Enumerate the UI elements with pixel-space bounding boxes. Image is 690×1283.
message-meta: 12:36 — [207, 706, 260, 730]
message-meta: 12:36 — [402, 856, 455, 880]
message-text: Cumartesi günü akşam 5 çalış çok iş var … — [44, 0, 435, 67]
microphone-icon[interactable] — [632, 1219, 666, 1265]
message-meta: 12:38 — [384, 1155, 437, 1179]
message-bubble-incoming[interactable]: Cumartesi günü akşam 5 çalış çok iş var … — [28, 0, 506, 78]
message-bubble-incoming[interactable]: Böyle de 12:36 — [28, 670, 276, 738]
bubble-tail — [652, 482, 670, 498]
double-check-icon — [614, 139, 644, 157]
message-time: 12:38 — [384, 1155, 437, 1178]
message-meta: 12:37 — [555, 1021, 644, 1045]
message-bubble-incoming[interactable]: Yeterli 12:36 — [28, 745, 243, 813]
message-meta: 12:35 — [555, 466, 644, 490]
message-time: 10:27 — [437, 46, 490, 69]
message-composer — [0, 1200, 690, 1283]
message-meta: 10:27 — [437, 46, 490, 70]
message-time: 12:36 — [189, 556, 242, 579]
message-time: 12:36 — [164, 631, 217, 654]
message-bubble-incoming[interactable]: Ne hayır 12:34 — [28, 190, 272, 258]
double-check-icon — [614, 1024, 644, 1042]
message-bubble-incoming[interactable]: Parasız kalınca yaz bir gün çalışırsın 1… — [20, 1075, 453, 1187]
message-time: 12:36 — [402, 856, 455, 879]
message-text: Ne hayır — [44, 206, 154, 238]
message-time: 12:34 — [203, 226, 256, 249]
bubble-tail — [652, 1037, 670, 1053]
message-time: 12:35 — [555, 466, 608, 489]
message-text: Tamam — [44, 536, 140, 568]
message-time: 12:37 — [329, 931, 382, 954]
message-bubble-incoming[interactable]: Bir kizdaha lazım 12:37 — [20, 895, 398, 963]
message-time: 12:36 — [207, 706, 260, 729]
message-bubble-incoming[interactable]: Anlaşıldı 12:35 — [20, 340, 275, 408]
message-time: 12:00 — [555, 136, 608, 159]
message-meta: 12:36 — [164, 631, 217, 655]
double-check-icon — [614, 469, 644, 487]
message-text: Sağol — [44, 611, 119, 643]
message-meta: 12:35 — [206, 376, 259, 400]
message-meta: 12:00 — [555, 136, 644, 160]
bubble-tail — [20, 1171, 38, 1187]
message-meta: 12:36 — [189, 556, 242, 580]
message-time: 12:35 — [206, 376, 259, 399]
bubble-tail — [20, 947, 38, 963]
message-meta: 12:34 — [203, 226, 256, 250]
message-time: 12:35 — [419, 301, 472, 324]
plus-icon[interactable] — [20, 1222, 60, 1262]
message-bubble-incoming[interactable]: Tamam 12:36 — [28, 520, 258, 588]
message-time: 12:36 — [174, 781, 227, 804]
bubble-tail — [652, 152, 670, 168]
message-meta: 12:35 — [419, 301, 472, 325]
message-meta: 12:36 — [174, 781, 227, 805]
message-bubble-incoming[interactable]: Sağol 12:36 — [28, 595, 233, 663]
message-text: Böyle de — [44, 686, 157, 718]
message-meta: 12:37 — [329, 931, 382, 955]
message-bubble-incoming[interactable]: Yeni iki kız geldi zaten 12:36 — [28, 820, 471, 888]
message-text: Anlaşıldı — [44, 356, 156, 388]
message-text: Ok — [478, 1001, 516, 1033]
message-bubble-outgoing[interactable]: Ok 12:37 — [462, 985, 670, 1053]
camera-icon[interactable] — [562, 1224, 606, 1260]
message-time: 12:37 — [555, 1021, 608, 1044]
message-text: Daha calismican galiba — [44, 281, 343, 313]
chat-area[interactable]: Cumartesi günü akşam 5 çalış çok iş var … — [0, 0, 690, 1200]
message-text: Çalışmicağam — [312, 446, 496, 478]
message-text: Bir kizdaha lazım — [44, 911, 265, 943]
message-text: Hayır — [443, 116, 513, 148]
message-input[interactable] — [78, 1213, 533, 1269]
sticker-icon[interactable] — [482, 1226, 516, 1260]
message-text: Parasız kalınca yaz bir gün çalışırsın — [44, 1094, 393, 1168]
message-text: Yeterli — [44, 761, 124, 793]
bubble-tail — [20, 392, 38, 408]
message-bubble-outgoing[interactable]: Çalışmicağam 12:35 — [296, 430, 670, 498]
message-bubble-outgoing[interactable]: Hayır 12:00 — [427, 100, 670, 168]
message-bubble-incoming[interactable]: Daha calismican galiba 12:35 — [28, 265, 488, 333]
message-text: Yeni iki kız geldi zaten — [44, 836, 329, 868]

» **What is expected**
Give the number of lines in the records that contain the string "Çalışmicağam". Case counts.

» **Answer below**
2